# [The exercise]
Each line below that contains "подразделений" counts once; report the total and nothing more.

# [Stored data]
——
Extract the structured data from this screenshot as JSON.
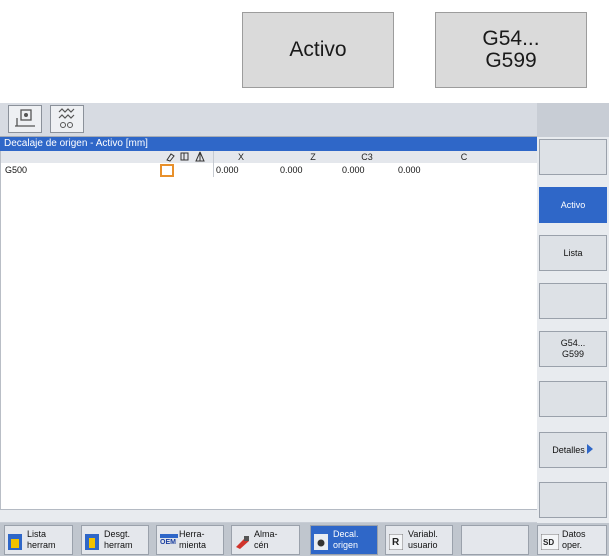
{
  "keys": {
    "active": "Activo",
    "g54_line1": "G54...",
    "g54_line2": "G599"
  },
  "header": {
    "title": "Decalaje de origen - Activo [mm]"
  },
  "table": {
    "columns": [
      "X",
      "Z",
      "C3",
      "C"
    ],
    "rows": [
      {
        "name": "G500",
        "values": [
          "0.000",
          "0.000",
          "0.000",
          "0.000"
        ]
      }
    ]
  },
  "softkeys": {
    "activo": "Activo",
    "lista": "Lista",
    "g54_1": "G54...",
    "g54_2": "G599",
    "detalles": "Detalles"
  },
  "hbar": {
    "lista_1": "Lista",
    "lista_2": "herram",
    "desgt_1": "Desgt.",
    "desgt_2": "herram",
    "herra_1": "Herra-",
    "herra_2": "mienta",
    "alma_1": "Alma-",
    "alma_2": "cén",
    "decal_1": "Decal.",
    "decal_2": "origen",
    "variab_1": "Variabl.",
    "variab_2": "usuario",
    "datos_1": "Datos",
    "datos_2": "oper."
  },
  "icon_text": {
    "oem": "OEM",
    "r": "R",
    "sd": "SD"
  },
  "colors": {
    "accent": "#2f67c8",
    "checkbox": "#e8902b",
    "screen_bg": "#c8cdd5"
  }
}
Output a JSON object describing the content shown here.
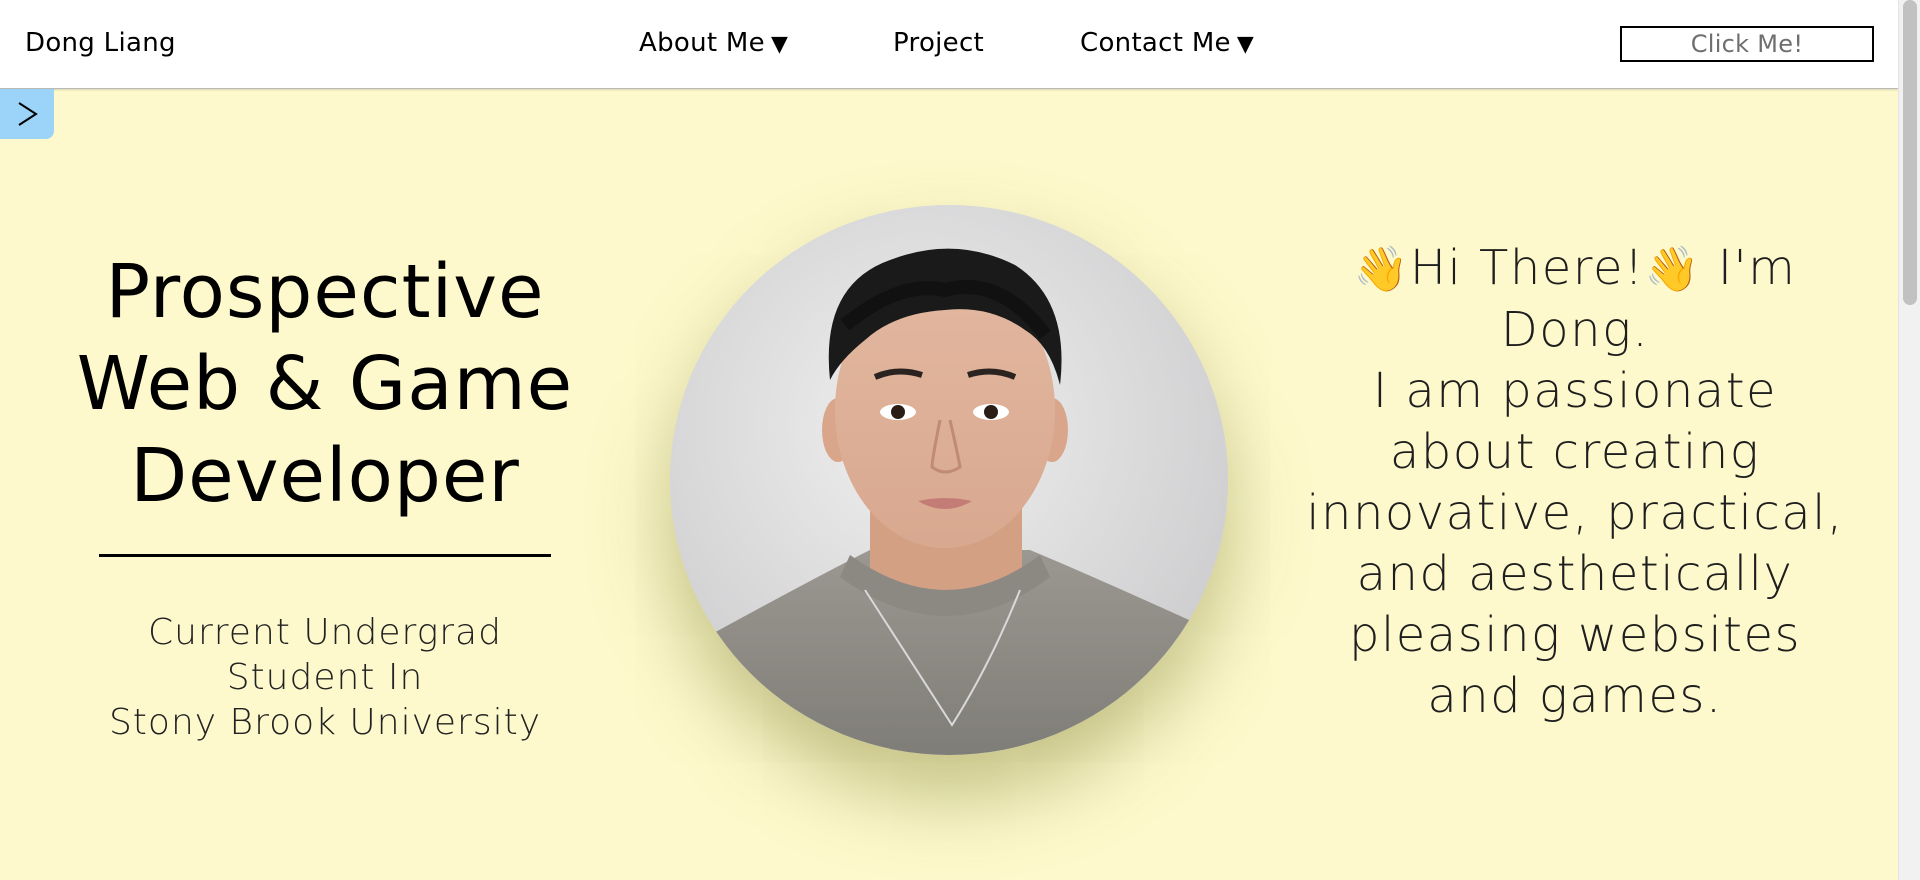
{
  "navbar": {
    "brand": "Dong Liang",
    "items": [
      {
        "label": "About Me",
        "has_dropdown": true
      },
      {
        "label": "Project",
        "has_dropdown": false
      },
      {
        "label": "Contact Me",
        "has_dropdown": true
      }
    ],
    "dropdown_caret": "▼",
    "cta_label": "Click Me!"
  },
  "side_toggle": {
    "icon": "chevron-right-icon",
    "glyph": ">"
  },
  "hero": {
    "title_lines": [
      "Prospective",
      "Web & Game",
      "Developer"
    ],
    "subtitle_lines": [
      "Current Undergrad",
      "Student In",
      "Stony Brook University"
    ],
    "intro": {
      "wave_emoji": "👋",
      "greeting": "Hi There!",
      "name_line": "I'm Dong.",
      "body": "I am passionate about creating innovative, practical, and aesthetically pleasing websites and games."
    },
    "avatar": {
      "icon": "profile-photo"
    }
  },
  "colors": {
    "background": "#fdf9cc",
    "navbar": "#ffffff",
    "toggle": "#9cd4f9",
    "text": "#000000"
  }
}
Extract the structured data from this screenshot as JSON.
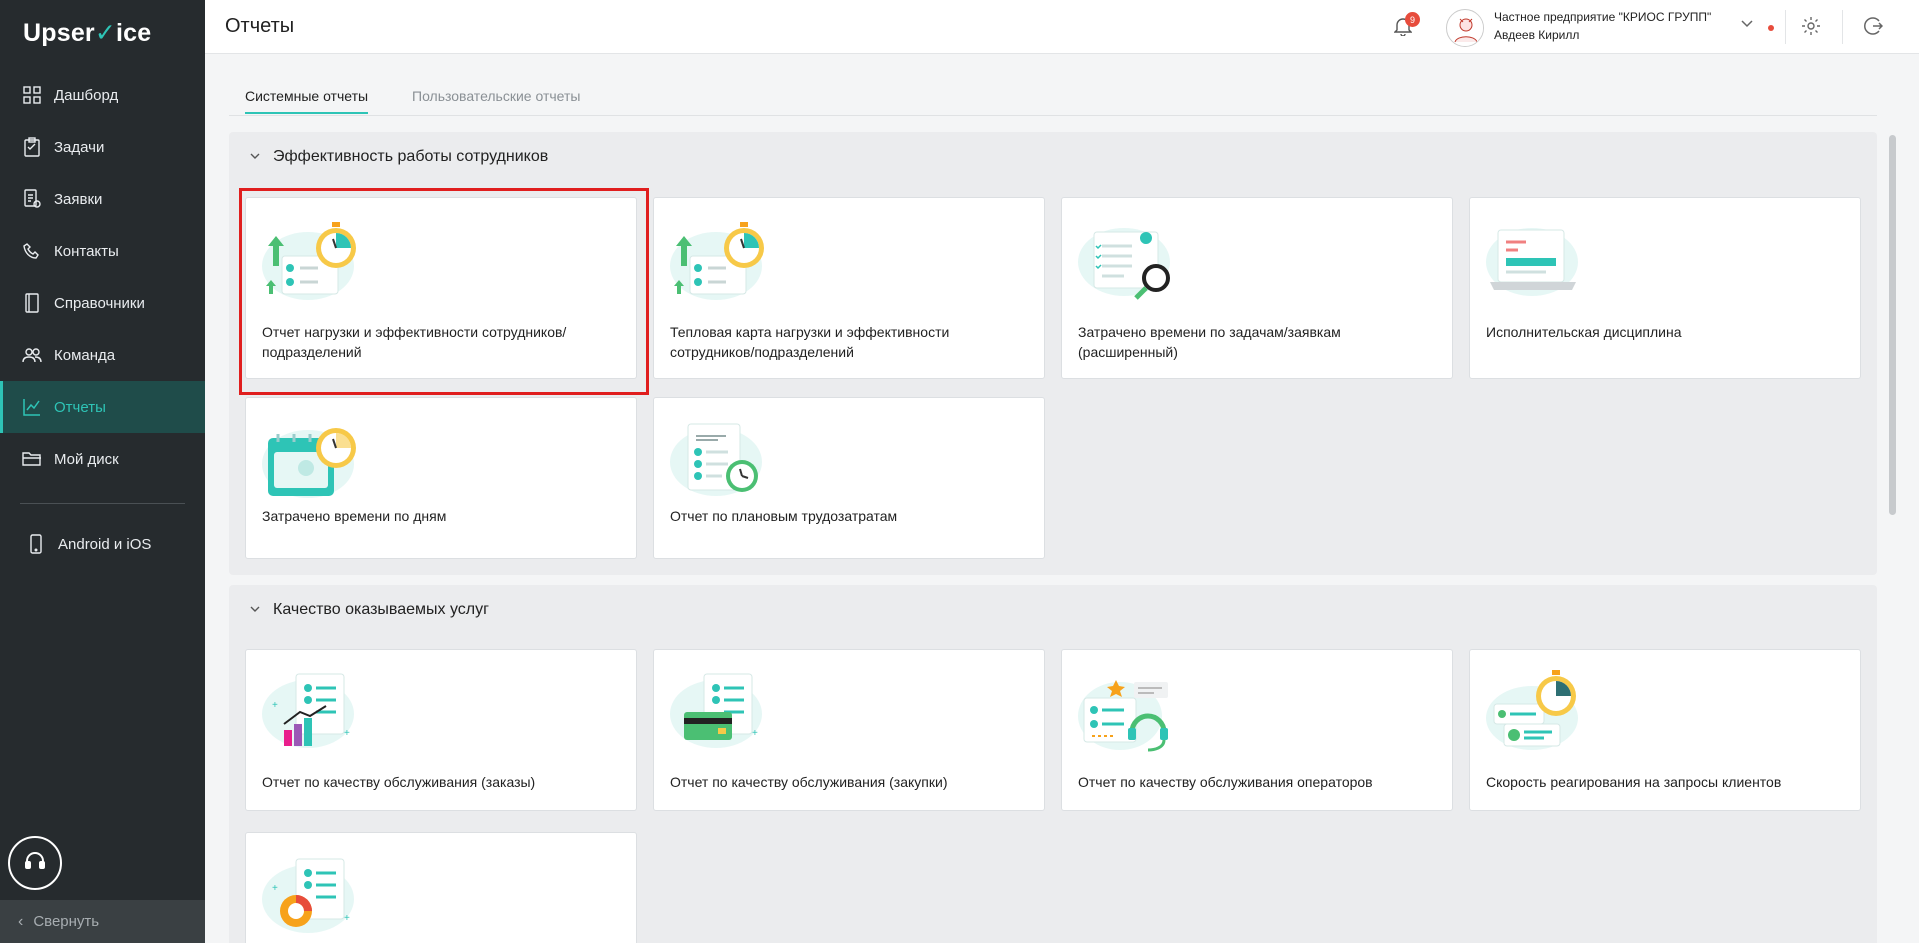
{
  "app": {
    "logo_text_before": "Upser",
    "logo_check": "✓",
    "logo_text_after": "ice"
  },
  "sidebar": {
    "items": [
      {
        "label": "Дашборд",
        "icon": "grid-icon"
      },
      {
        "label": "Задачи",
        "icon": "clipboard-icon"
      },
      {
        "label": "Заявки",
        "icon": "requests-icon"
      },
      {
        "label": "Контакты",
        "icon": "phone-icon"
      },
      {
        "label": "Справочники",
        "icon": "book-icon"
      },
      {
        "label": "Команда",
        "icon": "team-icon"
      },
      {
        "label": "Отчеты",
        "icon": "chart-line-icon",
        "active": true
      },
      {
        "label": "Мой диск",
        "icon": "folder-icon"
      }
    ],
    "mobile": {
      "label": "Android и iOS",
      "icon": "mobile-icon"
    },
    "collapse_label": "Свернуть"
  },
  "header": {
    "title": "Отчеты",
    "notifications_count": "9",
    "company": "Частное предприятие \"КРИОС ГРУПП\"",
    "user": "Авдеев Кирилл"
  },
  "tabs": [
    {
      "label": "Системные отчеты",
      "active": true
    },
    {
      "label": "Пользовательские отчеты",
      "active": false
    }
  ],
  "sections": [
    {
      "title": "Эффективность работы сотрудников",
      "cards": [
        {
          "label": "Отчет нагрузки и эффективности сотрудников/подразделений"
        },
        {
          "label": "Тепловая карта нагрузки и эффективности сотрудников/подразделений"
        },
        {
          "label": "Затрачено времени по задачам/заявкам (расширенный)"
        },
        {
          "label": "Исполнительская дисциплина"
        },
        {
          "label": "Затрачено времени по дням"
        },
        {
          "label": "Отчет по плановым трудозатратам"
        }
      ]
    },
    {
      "title": "Качество оказываемых услуг",
      "cards": [
        {
          "label": "Отчет по качеству обслуживания (заказы)"
        },
        {
          "label": "Отчет по качеству обслуживания (закупки)"
        },
        {
          "label": "Отчет по качеству обслуживания операторов"
        },
        {
          "label": "Скорость реагирования на запросы клиентов"
        }
      ]
    }
  ],
  "colors": {
    "accent": "#2ec4b6",
    "sidebar_bg": "#262b2e",
    "highlight": "#e01e1e"
  }
}
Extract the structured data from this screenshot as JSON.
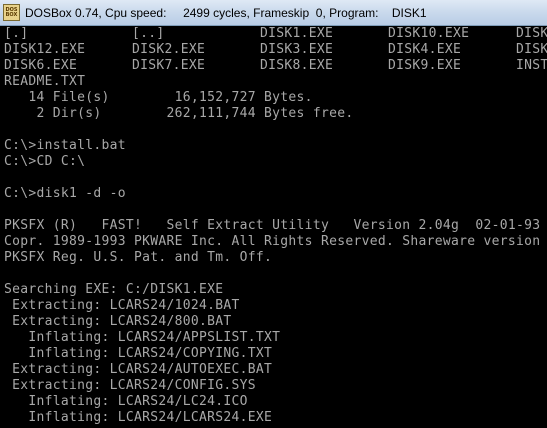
——
# [Worked answer]
2